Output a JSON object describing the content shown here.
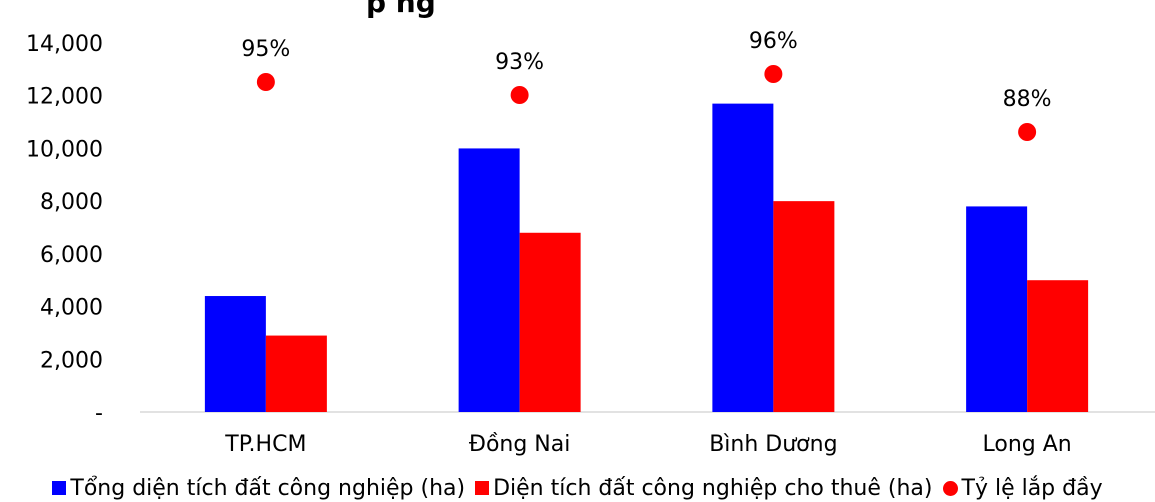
{
  "chart_data": {
    "type": "bar",
    "title_fragment": "p ng",
    "categories": [
      "TP.HCM",
      "Đồng Nai",
      "Bình Dương",
      "Long An"
    ],
    "y_tick_labels": [
      "-",
      "2,000",
      "4,000",
      "6,000",
      "8,000",
      "10,000",
      "12,000",
      "14,000"
    ],
    "ylim": [
      0,
      14000
    ],
    "grid": false,
    "legend_position": "bottom",
    "series": [
      {
        "name": "Tổng diện tích đất công nghiệp (ha)",
        "type": "bar",
        "color": "#0000ff",
        "values": [
          4400,
          10000,
          11700,
          7800
        ]
      },
      {
        "name": "Diện tích đất công nghiệp cho thuê (ha)",
        "type": "bar",
        "color": "#ff0000",
        "values": [
          2900,
          6800,
          8000,
          5000
        ]
      },
      {
        "name": "Tỷ lệ lắp đầy",
        "type": "scatter",
        "color": "#ff0000",
        "values": [
          95,
          93,
          96,
          88
        ],
        "labels": [
          "95%",
          "93%",
          "96%",
          "88%"
        ]
      }
    ]
  }
}
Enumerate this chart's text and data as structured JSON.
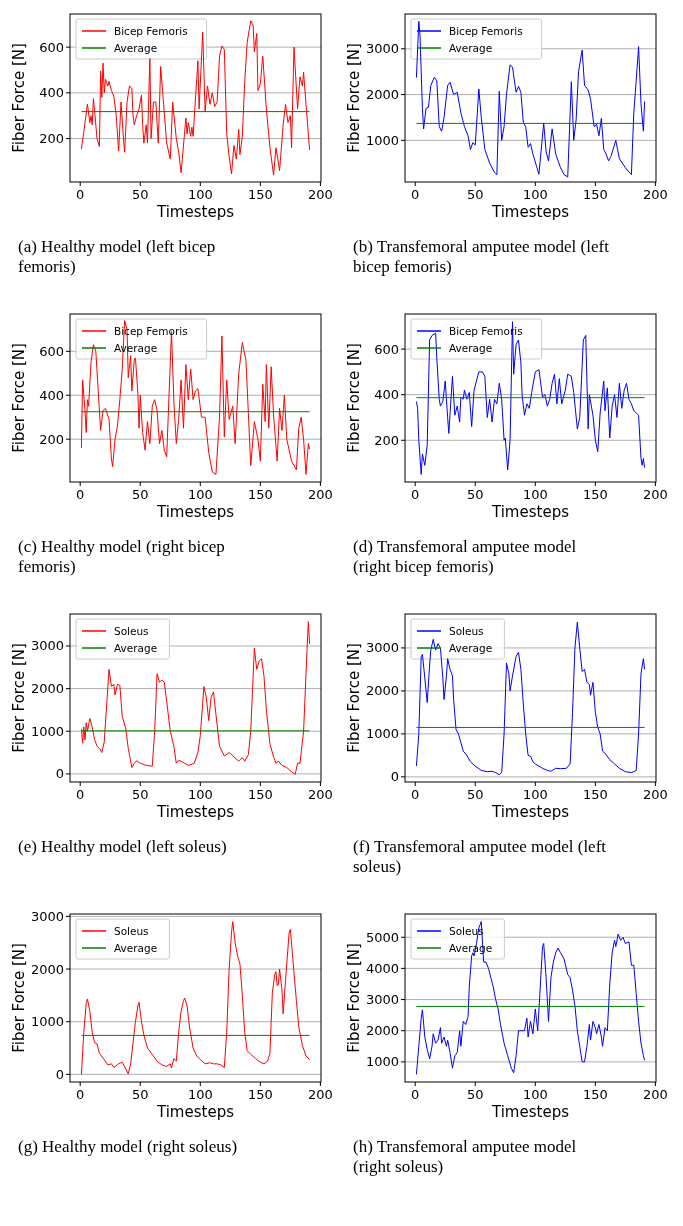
{
  "chart_data": [
    {
      "type": "line",
      "xlabel": "Timesteps",
      "ylabel": "Fiber Force [N]",
      "annotations": [
        "(a) Healthy model (left bicep femoris)"
      ],
      "xlim": [
        -8.5,
        200.5
      ],
      "xticks": [
        0,
        50,
        100,
        150,
        200
      ],
      "ylim": [
        10,
        745
      ],
      "yticks": [
        200,
        400,
        600
      ],
      "grid": "y",
      "legend": "top left",
      "series": [
        {
          "name": "Bicep Femoris",
          "color": "#ff0000",
          "x": [
            1,
            3,
            6,
            8,
            9,
            10,
            11,
            12,
            14,
            16,
            17,
            18,
            19,
            20,
            21,
            23,
            24,
            26,
            28,
            30,
            32,
            34,
            36,
            37,
            39,
            41,
            43,
            44,
            45,
            47,
            49,
            51,
            52,
            53,
            55,
            56,
            58,
            59,
            61,
            63,
            65,
            67,
            69,
            72,
            75,
            77,
            80,
            82,
            84,
            88,
            89,
            90,
            92,
            93,
            94,
            98,
            99,
            102,
            104,
            106,
            108,
            110,
            112,
            114,
            116,
            118,
            120,
            122,
            124,
            126,
            128,
            130,
            132,
            133,
            135,
            137,
            139,
            142,
            144,
            145,
            147,
            148,
            150,
            152,
            155,
            158,
            161,
            163,
            166,
            169,
            171,
            173,
            175,
            176,
            178,
            181,
            183,
            185,
            186,
            188,
            191
          ],
          "values": [
            155,
            230,
            350,
            270,
            300,
            260,
            375,
            320,
            200,
            165,
            495,
            380,
            530,
            400,
            460,
            430,
            450,
            410,
            385,
            300,
            145,
            360,
            200,
            140,
            360,
            430,
            420,
            300,
            260,
            300,
            330,
            390,
            260,
            180,
            260,
            180,
            550,
            200,
            360,
            360,
            180,
            515,
            380,
            180,
            110,
            360,
            200,
            140,
            50,
            290,
            220,
            270,
            210,
            250,
            210,
            540,
            330,
            665,
            320,
            430,
            350,
            400,
            340,
            360,
            560,
            605,
            590,
            220,
            120,
            45,
            170,
            110,
            240,
            130,
            210,
            450,
            620,
            715,
            695,
            580,
            660,
            410,
            440,
            560,
            330,
            160,
            40,
            160,
            60,
            260,
            350,
            270,
            300,
            160,
            600,
            330,
            470,
            430,
            490,
            350,
            150
          ]
        },
        {
          "name": "Average",
          "color": "#008000",
          "x": [
            1,
            191
          ],
          "values": [
            318,
            318
          ]
        }
      ]
    },
    {
      "type": "line",
      "xlabel": "Timesteps",
      "ylabel": "Fiber Force [N]",
      "annotations": [
        "(b) Transfemoral amputee model (left bicep femoris)"
      ],
      "xlim": [
        -8.5,
        200.5
      ],
      "xticks": [
        0,
        50,
        100,
        150,
        200
      ],
      "ylim": [
        90,
        3760
      ],
      "yticks": [
        1000,
        2000,
        3000
      ],
      "grid": "y",
      "legend": "top left",
      "series": [
        {
          "name": "Bicep Femoris",
          "color": "#0000ff",
          "x": [
            1,
            3,
            4,
            6,
            7,
            9,
            11,
            13,
            16,
            18,
            20,
            22,
            24,
            27,
            29,
            32,
            35,
            38,
            41,
            44,
            46,
            48,
            50,
            53,
            55,
            58,
            62,
            66,
            68,
            70,
            72,
            74,
            76,
            79,
            81,
            84,
            86,
            88,
            90,
            92,
            94,
            96,
            98,
            103,
            107,
            109,
            111,
            114,
            117,
            121,
            124,
            127,
            130,
            132,
            134,
            136,
            139,
            141,
            144,
            146,
            149,
            151,
            153,
            155,
            157,
            159,
            161,
            163,
            167,
            170,
            175,
            180,
            182,
            184,
            186,
            188,
            190,
            191
          ],
          "values": [
            2370,
            3600,
            3300,
            1700,
            1250,
            1700,
            1720,
            2200,
            2380,
            2300,
            1300,
            1200,
            1500,
            2200,
            2270,
            2000,
            2050,
            1600,
            1300,
            1100,
            800,
            950,
            900,
            2120,
            1500,
            800,
            500,
            300,
            250,
            2070,
            1000,
            1300,
            2000,
            2650,
            2600,
            2050,
            2180,
            2050,
            1400,
            1300,
            850,
            930,
            700,
            260,
            1380,
            750,
            550,
            1250,
            700,
            400,
            250,
            200,
            2280,
            1000,
            1450,
            2500,
            2970,
            2200,
            2100,
            1900,
            1300,
            1350,
            1100,
            1480,
            800,
            700,
            550,
            650,
            1000,
            600,
            400,
            250,
            1600,
            2300,
            3050,
            1800,
            1200,
            1850
          ]
        },
        {
          "name": "Average",
          "color": "#008000",
          "x": [
            1,
            191
          ],
          "values": [
            1370,
            1370
          ]
        }
      ]
    },
    {
      "type": "line",
      "xlabel": "Timesteps",
      "ylabel": "Fiber Force [N]",
      "annotations": [
        "(c) Healthy model (right bicep femoris)"
      ],
      "xlim": [
        -8.5,
        200.5
      ],
      "xticks": [
        0,
        50,
        100,
        150,
        200
      ],
      "ylim": [
        5,
        770
      ],
      "yticks": [
        200,
        400,
        600
      ],
      "grid": "y",
      "legend": "top left",
      "series": [
        {
          "name": "Bicep Femoris",
          "color": "#ff0000",
          "x": [
            1,
            2,
            4,
            5,
            6,
            7,
            9,
            11,
            13,
            15,
            17,
            19,
            21,
            24,
            26,
            27,
            29,
            31,
            33,
            35,
            37,
            39,
            40,
            42,
            43,
            45,
            46,
            48,
            49,
            50,
            52,
            54,
            56,
            58,
            60,
            62,
            64,
            66,
            68,
            70,
            72,
            76,
            78,
            80,
            82,
            84,
            86,
            88,
            90,
            92,
            94,
            96,
            98,
            101,
            104,
            107,
            110,
            113,
            116,
            118,
            120,
            122,
            124,
            127,
            129,
            132,
            135,
            138,
            140,
            142,
            145,
            148,
            150,
            152,
            154,
            155,
            157,
            159,
            161,
            164,
            166,
            168,
            170,
            172,
            176,
            180,
            182,
            184,
            186,
            188,
            190,
            191
          ],
          "values": [
            160,
            470,
            330,
            230,
            380,
            350,
            550,
            630,
            600,
            420,
            240,
            330,
            340,
            290,
            110,
            75,
            200,
            260,
            380,
            520,
            740,
            700,
            480,
            580,
            420,
            560,
            570,
            410,
            250,
            400,
            230,
            150,
            280,
            180,
            350,
            380,
            330,
            180,
            240,
            150,
            120,
            690,
            370,
            180,
            290,
            470,
            250,
            540,
            380,
            520,
            380,
            420,
            430,
            300,
            300,
            140,
            50,
            40,
            300,
            670,
            210,
            470,
            290,
            350,
            180,
            500,
            640,
            560,
            320,
            80,
            280,
            200,
            100,
            450,
            280,
            540,
            250,
            530,
            310,
            100,
            340,
            240,
            400,
            200,
            100,
            60,
            250,
            300,
            200,
            40,
            180,
            155
          ]
        },
        {
          "name": "Average",
          "color": "#008000",
          "x": [
            1,
            191
          ],
          "values": [
            325,
            325
          ]
        }
      ]
    },
    {
      "type": "line",
      "xlabel": "Timesteps",
      "ylabel": "Fiber Force [N]",
      "annotations": [
        "(d) Transfemoral amputee model (right bicep femoris)"
      ],
      "xlim": [
        -8.5,
        200.5
      ],
      "xticks": [
        0,
        50,
        100,
        150,
        200
      ],
      "ylim": [
        17,
        754
      ],
      "yticks": [
        200,
        400,
        600
      ],
      "grid": "y",
      "legend": "top left",
      "series": [
        {
          "name": "Bicep Femoris",
          "color": "#0000ff",
          "x": [
            1,
            2,
            3,
            5,
            6,
            8,
            10,
            12,
            14,
            17,
            18,
            20,
            21,
            23,
            25,
            27,
            28,
            30,
            31,
            33,
            35,
            37,
            38,
            40,
            41,
            43,
            45,
            47,
            49,
            53,
            56,
            58,
            60,
            62,
            64,
            66,
            68,
            70,
            72,
            74,
            75,
            77,
            79,
            81,
            82,
            84,
            86,
            88,
            89,
            91,
            93,
            95,
            97,
            100,
            103,
            106,
            108,
            110,
            112,
            114,
            116,
            118,
            120,
            122,
            125,
            127,
            130,
            132,
            135,
            137,
            140,
            142,
            144,
            145,
            148,
            150,
            152,
            154,
            157,
            158,
            160,
            162,
            164,
            166,
            168,
            170,
            172,
            174,
            176,
            178,
            180,
            182,
            184,
            186,
            188,
            189,
            190,
            191
          ],
          "values": [
            370,
            340,
            200,
            50,
            140,
            90,
            180,
            640,
            660,
            670,
            560,
            380,
            350,
            370,
            460,
            300,
            230,
            400,
            480,
            310,
            350,
            280,
            390,
            380,
            420,
            380,
            410,
            260,
            420,
            500,
            500,
            480,
            300,
            380,
            280,
            380,
            360,
            450,
            380,
            200,
            210,
            70,
            200,
            720,
            490,
            620,
            640,
            540,
            400,
            310,
            360,
            340,
            410,
            500,
            510,
            390,
            400,
            350,
            380,
            450,
            490,
            360,
            470,
            360,
            420,
            490,
            480,
            410,
            250,
            300,
            640,
            660,
            250,
            400,
            310,
            200,
            150,
            320,
            460,
            330,
            430,
            210,
            350,
            400,
            300,
            450,
            340,
            420,
            450,
            380,
            360,
            330,
            320,
            310,
            120,
            90,
            120,
            80
          ]
        },
        {
          "name": "Average",
          "color": "#008000",
          "x": [
            1,
            191
          ],
          "values": [
            387,
            387
          ]
        }
      ]
    },
    {
      "type": "line",
      "xlabel": "Timesteps",
      "ylabel": "Fiber Force [N]",
      "annotations": [
        "(e) Healthy model (left soleus)"
      ],
      "xlim": [
        -8.5,
        200.5
      ],
      "xticks": [
        0,
        50,
        100,
        150,
        200
      ],
      "ylim": [
        -190,
        3750
      ],
      "yticks": [
        0,
        1000,
        2000,
        3000
      ],
      "grid": "y",
      "legend": "top left",
      "series": [
        {
          "name": "Soleus",
          "color": "#ff0000",
          "x": [
            1,
            2,
            3,
            4,
            5,
            6,
            8,
            10,
            12,
            14,
            16,
            18,
            20,
            22,
            24,
            26,
            28,
            29,
            31,
            33,
            35,
            38,
            40,
            43,
            45,
            47,
            50,
            55,
            60,
            62,
            64,
            66,
            68,
            70,
            72,
            75,
            78,
            80,
            82,
            85,
            90,
            95,
            98,
            100,
            103,
            105,
            107,
            109,
            111,
            113,
            116,
            120,
            124,
            128,
            132,
            135,
            137,
            140,
            142,
            145,
            147,
            149,
            151,
            153,
            155,
            158,
            161,
            163,
            165,
            168,
            172,
            176,
            179,
            181,
            183,
            186,
            189,
            190,
            191
          ],
          "values": [
            1050,
            720,
            1100,
            800,
            1200,
            1000,
            1300,
            1100,
            800,
            650,
            600,
            500,
            750,
            1600,
            2450,
            2050,
            2100,
            1850,
            2100,
            2080,
            1350,
            1050,
            600,
            150,
            250,
            310,
            250,
            200,
            180,
            1000,
            2350,
            2150,
            2200,
            2150,
            1700,
            1000,
            650,
            250,
            320,
            280,
            200,
            250,
            500,
            900,
            2050,
            1800,
            1250,
            1800,
            1920,
            1400,
            650,
            420,
            500,
            400,
            300,
            380,
            300,
            450,
            1000,
            2950,
            2450,
            2650,
            2700,
            2300,
            1500,
            700,
            400,
            250,
            300,
            200,
            150,
            50,
            -10,
            250,
            250,
            1000,
            3000,
            3570,
            3050
          ]
        },
        {
          "name": "Average",
          "color": "#008000",
          "x": [
            1,
            191
          ],
          "values": [
            1010,
            1010
          ]
        }
      ]
    },
    {
      "type": "line",
      "xlabel": "Timesteps",
      "ylabel": "Fiber Force [N]",
      "annotations": [
        "(f) Transfemoral amputee model (left soleus)"
      ],
      "xlim": [
        -8.5,
        200.5
      ],
      "xticks": [
        0,
        50,
        100,
        150,
        200
      ],
      "ylim": [
        -120,
        3790
      ],
      "yticks": [
        0,
        1000,
        2000,
        3000
      ],
      "grid": "y",
      "legend": "top left",
      "series": [
        {
          "name": "Soleus",
          "color": "#0000ff",
          "x": [
            1,
            3,
            5,
            6,
            8,
            10,
            12,
            13,
            15,
            17,
            19,
            21,
            23,
            24,
            26,
            27,
            29,
            31,
            32,
            34,
            36,
            38,
            40,
            43,
            46,
            50,
            55,
            60,
            64,
            67,
            70,
            72,
            74,
            76,
            78,
            79,
            81,
            84,
            86,
            88,
            90,
            92,
            94,
            96,
            98,
            100,
            103,
            106,
            110,
            113,
            117,
            121,
            126,
            129,
            131,
            133,
            135,
            137,
            139,
            141,
            143,
            145,
            146,
            148,
            150,
            152,
            154,
            156,
            158,
            162,
            166,
            170,
            175,
            180,
            182,
            184,
            186,
            188,
            190,
            191
          ],
          "values": [
            250,
            1000,
            2800,
            2850,
            2300,
            1730,
            2600,
            2950,
            3200,
            2950,
            3100,
            3000,
            2300,
            1800,
            2350,
            2750,
            2500,
            2350,
            1800,
            1100,
            1000,
            800,
            600,
            500,
            350,
            250,
            150,
            120,
            130,
            100,
            50,
            100,
            1000,
            2650,
            2400,
            2000,
            2350,
            2800,
            2900,
            2500,
            1700,
            1000,
            500,
            480,
            350,
            300,
            250,
            200,
            150,
            130,
            200,
            190,
            200,
            300,
            1500,
            3000,
            3600,
            3000,
            2450,
            2500,
            2200,
            2150,
            1900,
            2200,
            1500,
            1150,
            1000,
            600,
            550,
            400,
            300,
            200,
            120,
            100,
            120,
            150,
            1000,
            2400,
            2750,
            2500
          ]
        },
        {
          "name": "Average",
          "color": "#008000",
          "x": [
            1,
            191
          ],
          "values": [
            1150,
            1150
          ]
        }
      ]
    },
    {
      "type": "line",
      "xlabel": "Timesteps",
      "ylabel": "Fiber Force [N]",
      "annotations": [
        "(g) Healthy model (right soleus)"
      ],
      "xlim": [
        -8.5,
        200.5
      ],
      "xticks": [
        0,
        50,
        100,
        150,
        200
      ],
      "ylim": [
        -145,
        3045
      ],
      "yticks": [
        0,
        1000,
        2000,
        3000
      ],
      "grid": "y",
      "legend": "top left",
      "series": [
        {
          "name": "Soleus",
          "color": "#ff0000",
          "x": [
            1,
            3,
            5,
            6,
            8,
            10,
            12,
            14,
            16,
            20,
            23,
            26,
            28,
            32,
            35,
            38,
            40,
            42,
            44,
            46,
            48,
            49,
            51,
            53,
            56,
            60,
            64,
            68,
            72,
            75,
            76,
            78,
            80,
            82,
            84,
            86,
            87,
            89,
            91,
            94,
            97,
            100,
            104,
            108,
            111,
            114,
            117,
            120,
            122,
            124,
            126,
            127,
            129,
            131,
            133,
            135,
            137,
            139,
            142,
            146,
            150,
            153,
            156,
            158,
            159,
            160,
            162,
            163,
            164,
            165,
            166,
            168,
            169,
            171,
            173,
            174,
            175,
            177,
            180,
            182,
            185,
            188,
            191
          ],
          "values": [
            0,
            800,
            1350,
            1430,
            1200,
            800,
            600,
            580,
            400,
            280,
            180,
            200,
            130,
            200,
            230,
            100,
            10,
            200,
            600,
            1000,
            1300,
            1370,
            1000,
            750,
            500,
            380,
            250,
            180,
            150,
            200,
            120,
            300,
            250,
            800,
            1200,
            1400,
            1450,
            1300,
            900,
            500,
            350,
            280,
            200,
            220,
            200,
            200,
            180,
            130,
            800,
            2000,
            2700,
            2900,
            2500,
            2250,
            2100,
            1500,
            800,
            450,
            380,
            300,
            230,
            200,
            250,
            400,
            1000,
            1550,
            1900,
            1950,
            1680,
            1700,
            2000,
            1600,
            1150,
            1800,
            2400,
            2700,
            2750,
            2200,
            1400,
            900,
            550,
            350,
            280
          ]
        },
        {
          "name": "Average",
          "color": "#008000",
          "x": [
            1,
            191
          ],
          "values": [
            740,
            740
          ]
        }
      ]
    },
    {
      "type": "line",
      "xlabel": "Timesteps",
      "ylabel": "Fiber Force [N]",
      "annotations": [
        "(h) Transfemoral amputee model (right soleus)"
      ],
      "xlim": [
        -8.5,
        200.5
      ],
      "xticks": [
        0,
        50,
        100,
        150,
        200
      ],
      "ylim": [
        355,
        5745
      ],
      "yticks": [
        1000,
        2000,
        3000,
        4000,
        5000
      ],
      "grid": "y",
      "legend": "top left",
      "series": [
        {
          "name": "Soleus",
          "color": "#0000ff",
          "x": [
            1,
            3,
            5,
            6,
            8,
            10,
            12,
            14,
            15,
            17,
            19,
            21,
            22,
            24,
            26,
            27,
            29,
            31,
            33,
            35,
            37,
            38,
            40,
            42,
            44,
            45,
            47,
            48,
            49,
            51,
            53,
            55,
            57,
            59,
            61,
            63,
            65,
            67,
            69,
            71,
            74,
            77,
            80,
            82,
            84,
            86,
            88,
            91,
            93,
            94,
            96,
            98,
            100,
            102,
            104,
            106,
            107,
            109,
            111,
            113,
            115,
            117,
            119,
            121,
            124,
            127,
            129,
            131,
            133,
            135,
            137,
            139,
            141,
            143,
            145,
            146,
            148,
            150,
            151,
            153,
            155,
            156,
            158,
            160,
            162,
            164,
            166,
            167,
            169,
            171,
            173,
            175,
            178,
            180,
            182,
            184,
            186,
            188,
            190,
            191
          ],
          "values": [
            600,
            1500,
            2400,
            2670,
            1800,
            1400,
            1100,
            1500,
            1900,
            1600,
            1700,
            2100,
            1600,
            1800,
            1500,
            1700,
            1300,
            800,
            1200,
            1300,
            2000,
            1500,
            2300,
            2200,
            2450,
            3400,
            4400,
            4500,
            4400,
            4800,
            5300,
            5500,
            4200,
            4200,
            4000,
            3700,
            3400,
            3000,
            2700,
            2200,
            1600,
            1200,
            800,
            650,
            1200,
            2000,
            2000,
            2000,
            2400,
            1800,
            2300,
            1900,
            2700,
            2000,
            3300,
            4700,
            4800,
            3700,
            2300,
            3700,
            4200,
            4500,
            4650,
            4500,
            4300,
            3800,
            3700,
            3300,
            2800,
            2000,
            1500,
            1000,
            1000,
            1500,
            2200,
            1700,
            2300,
            2100,
            1900,
            2200,
            1800,
            1500,
            2100,
            2000,
            3500,
            4500,
            4900,
            4700,
            5100,
            4900,
            5000,
            4800,
            4850,
            4100,
            4100,
            3200,
            2300,
            1600,
            1200,
            1050
          ]
        },
        {
          "name": "Average",
          "color": "#008000",
          "x": [
            1,
            191
          ],
          "values": [
            2780,
            2780
          ]
        }
      ]
    }
  ]
}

= = =

[Your task]: Look through the entries above; copy every line holding the string "Transfemoral".

[Completed exercise]:
        "(b) Transfemoral amputee model (left bicep femoris)"
        "(d) Transfemoral amputee model (right bicep femoris)"
        "(f) Transfemoral amputee model (left soleus)"
        "(h) Transfemoral amputee model (right soleus)"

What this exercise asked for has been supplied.